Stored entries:
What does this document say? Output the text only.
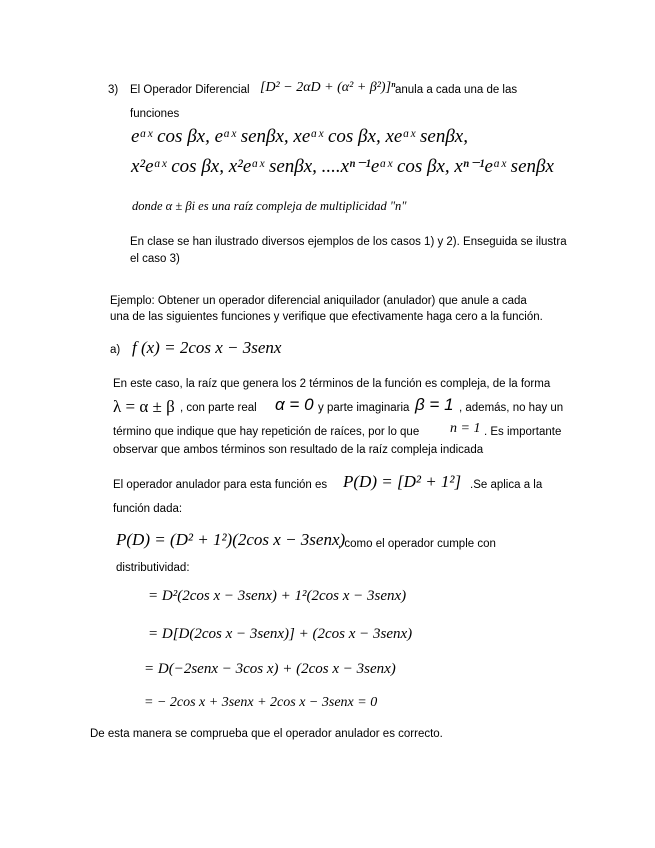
3) El Operador Diferencial [D² − 2αD + (α² + β²)]ⁿ anula a cada una de las
funciones
eᵅˣ cos βx, eᵅˣ senβx, xeᵅˣ cos βx, xeᵅˣ senβx,
x²eᵅˣ cos βx, x²eᵅˣ senβx, ....xⁿ⁻¹eᵅˣ cos βx, xⁿ⁻¹eᵅˣ senβx
donde α ± βi es una raíz compleja de multiplicidad "n"
En clase se han ilustrado diversos ejemplos de los casos 1) y 2). Enseguida se ilustra
el caso 3)
Ejemplo: Obtener un operador diferencial aniquilador (anulador) que anule a cada
una de las siguientes funciones y verifique que efectivamente haga cero a la función.
a) f (x) = 2cos x − 3senx
En este caso, la raíz que genera los 2 términos de la función es compleja, de la forma
λ = α ± β , con parte real α = 0 y parte imaginaria β = 1 , además, no hay un
término que indique que hay repetición de raíces, por lo que n = 1 . Es importante
observar que ambos términos son resultado de la raíz compleja indicada
El operador anulador para esta función es P(D) = [D² + 1²] .Se aplica a la
función dada:
P(D) = (D² + 1²)(2cos x − 3senx)
, como el operador cumple con
distributividad:
= D²(2cos x − 3senx) + 1²(2cos x − 3senx)
= D[D(2cos x − 3senx)] + (2cos x − 3senx)
= D(−2senx − 3cos x) + (2cos x − 3senx)
= − 2cos x + 3senx + 2cos x − 3senx = 0
De esta manera se comprueba que el operador anulador es correcto.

## Required task:
Across the entries above, how many lines contain "raíz"? Provide only the count.

## Result of this exercise:
3